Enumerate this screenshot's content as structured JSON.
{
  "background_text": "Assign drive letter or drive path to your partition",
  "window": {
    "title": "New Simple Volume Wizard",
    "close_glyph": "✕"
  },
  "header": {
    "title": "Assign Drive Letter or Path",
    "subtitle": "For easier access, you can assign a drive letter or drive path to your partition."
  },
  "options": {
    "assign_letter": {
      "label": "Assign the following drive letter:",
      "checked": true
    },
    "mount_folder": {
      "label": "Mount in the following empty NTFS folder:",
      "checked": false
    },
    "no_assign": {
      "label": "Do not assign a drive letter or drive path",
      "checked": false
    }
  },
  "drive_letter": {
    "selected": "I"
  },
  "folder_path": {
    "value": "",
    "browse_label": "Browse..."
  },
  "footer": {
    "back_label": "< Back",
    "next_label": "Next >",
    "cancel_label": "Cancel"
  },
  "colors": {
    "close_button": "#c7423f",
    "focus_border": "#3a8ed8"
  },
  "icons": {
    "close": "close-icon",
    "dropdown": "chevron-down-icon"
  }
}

========

**Description of the task**
Write the data out again in full and exactly.

**Full response**
Enumerate this screenshot's content as structured JSON.
{
  "background_text": "Assign drive letter or drive path to your partition",
  "window": {
    "title": "New Simple Volume Wizard",
    "close_glyph": "✕"
  },
  "header": {
    "title": "Assign Drive Letter or Path",
    "subtitle": "For easier access, you can assign a drive letter or drive path to your partition."
  },
  "options": {
    "assign_letter": {
      "label": "Assign the following drive letter:",
      "checked": true
    },
    "mount_folder": {
      "label": "Mount in the following empty NTFS folder:",
      "checked": false
    },
    "no_assign": {
      "label": "Do not assign a drive letter or drive path",
      "checked": false
    }
  },
  "drive_letter": {
    "selected": "I"
  },
  "folder_path": {
    "value": "",
    "browse_label": "Browse..."
  },
  "footer": {
    "back_label": "< Back",
    "next_label": "Next >",
    "cancel_label": "Cancel"
  },
  "colors": {
    "close_button": "#c7423f",
    "focus_border": "#3a8ed8"
  },
  "icons": {
    "close": "close-icon",
    "dropdown": "chevron-down-icon"
  }
}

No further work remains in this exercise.